(Data listing)
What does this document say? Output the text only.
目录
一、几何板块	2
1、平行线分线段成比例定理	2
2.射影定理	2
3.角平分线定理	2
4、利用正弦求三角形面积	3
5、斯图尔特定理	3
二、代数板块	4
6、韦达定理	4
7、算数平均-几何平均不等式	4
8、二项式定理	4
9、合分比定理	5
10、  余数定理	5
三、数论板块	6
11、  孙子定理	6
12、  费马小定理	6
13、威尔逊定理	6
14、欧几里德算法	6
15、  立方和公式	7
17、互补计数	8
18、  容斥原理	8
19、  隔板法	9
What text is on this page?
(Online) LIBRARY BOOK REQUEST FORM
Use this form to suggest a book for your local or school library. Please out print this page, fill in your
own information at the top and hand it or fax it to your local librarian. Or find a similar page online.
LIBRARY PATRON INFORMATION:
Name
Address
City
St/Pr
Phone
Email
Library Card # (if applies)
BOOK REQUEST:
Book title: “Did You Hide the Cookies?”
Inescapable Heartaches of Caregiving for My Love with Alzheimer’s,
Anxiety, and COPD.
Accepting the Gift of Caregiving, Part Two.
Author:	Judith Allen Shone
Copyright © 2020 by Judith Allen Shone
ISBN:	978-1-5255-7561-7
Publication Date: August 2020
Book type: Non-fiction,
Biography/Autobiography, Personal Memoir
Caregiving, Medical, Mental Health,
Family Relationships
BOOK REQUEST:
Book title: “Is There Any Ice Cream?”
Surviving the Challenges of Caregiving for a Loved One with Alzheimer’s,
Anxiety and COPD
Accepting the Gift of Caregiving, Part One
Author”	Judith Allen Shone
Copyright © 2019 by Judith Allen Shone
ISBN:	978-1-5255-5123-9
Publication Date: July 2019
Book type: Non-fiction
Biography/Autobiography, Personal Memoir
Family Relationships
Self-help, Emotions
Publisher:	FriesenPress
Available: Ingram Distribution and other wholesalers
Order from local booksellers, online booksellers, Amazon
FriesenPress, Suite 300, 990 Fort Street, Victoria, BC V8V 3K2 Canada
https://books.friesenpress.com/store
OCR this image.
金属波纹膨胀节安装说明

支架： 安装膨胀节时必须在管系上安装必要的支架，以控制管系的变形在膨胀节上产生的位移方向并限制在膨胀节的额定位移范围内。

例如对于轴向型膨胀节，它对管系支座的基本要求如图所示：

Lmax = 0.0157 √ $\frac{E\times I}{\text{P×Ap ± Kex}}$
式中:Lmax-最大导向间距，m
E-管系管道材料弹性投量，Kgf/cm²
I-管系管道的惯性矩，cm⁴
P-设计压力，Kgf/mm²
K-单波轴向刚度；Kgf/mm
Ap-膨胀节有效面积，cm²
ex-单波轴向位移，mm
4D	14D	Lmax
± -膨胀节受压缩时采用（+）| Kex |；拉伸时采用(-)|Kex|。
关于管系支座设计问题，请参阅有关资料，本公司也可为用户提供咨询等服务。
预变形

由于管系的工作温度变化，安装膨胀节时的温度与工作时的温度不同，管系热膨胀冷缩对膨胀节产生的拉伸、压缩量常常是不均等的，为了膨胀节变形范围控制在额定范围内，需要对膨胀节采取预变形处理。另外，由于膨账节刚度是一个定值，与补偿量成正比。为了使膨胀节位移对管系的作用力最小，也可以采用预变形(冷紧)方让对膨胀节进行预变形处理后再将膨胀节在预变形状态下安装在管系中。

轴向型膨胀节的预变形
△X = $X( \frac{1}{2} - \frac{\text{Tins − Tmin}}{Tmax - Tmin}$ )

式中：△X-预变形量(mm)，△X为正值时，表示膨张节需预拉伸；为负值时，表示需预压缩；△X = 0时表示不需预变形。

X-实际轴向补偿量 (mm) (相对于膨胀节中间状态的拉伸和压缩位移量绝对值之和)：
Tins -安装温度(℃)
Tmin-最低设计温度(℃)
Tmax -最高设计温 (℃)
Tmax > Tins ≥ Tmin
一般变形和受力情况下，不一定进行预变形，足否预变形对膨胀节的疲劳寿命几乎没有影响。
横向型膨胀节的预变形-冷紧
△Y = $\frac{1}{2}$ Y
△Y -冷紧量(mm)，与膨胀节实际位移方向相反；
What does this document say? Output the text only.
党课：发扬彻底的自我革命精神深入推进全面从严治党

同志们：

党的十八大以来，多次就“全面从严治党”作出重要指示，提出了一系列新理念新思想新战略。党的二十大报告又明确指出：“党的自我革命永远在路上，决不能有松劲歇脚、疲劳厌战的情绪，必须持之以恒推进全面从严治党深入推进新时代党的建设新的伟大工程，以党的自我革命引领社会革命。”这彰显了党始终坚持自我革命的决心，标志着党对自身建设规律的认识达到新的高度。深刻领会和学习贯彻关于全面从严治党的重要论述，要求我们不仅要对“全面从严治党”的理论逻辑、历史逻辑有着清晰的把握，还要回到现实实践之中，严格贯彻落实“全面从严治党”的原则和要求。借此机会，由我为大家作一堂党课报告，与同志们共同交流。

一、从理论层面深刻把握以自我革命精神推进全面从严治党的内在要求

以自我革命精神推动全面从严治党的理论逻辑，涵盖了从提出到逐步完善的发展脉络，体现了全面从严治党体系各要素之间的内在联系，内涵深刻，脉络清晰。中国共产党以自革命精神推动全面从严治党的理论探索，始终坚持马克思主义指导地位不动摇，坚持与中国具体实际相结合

- **The problem**
Extract every line that has the string "Tmax" in it.

- **Reply**
△X = $X( \frac{1}{2} - \frac{\text{Tins − Tmin}}{Tmax - Tmin}$ )
Tmax -最高设计温 (℃)
Tmax > Tins ≥ Tmin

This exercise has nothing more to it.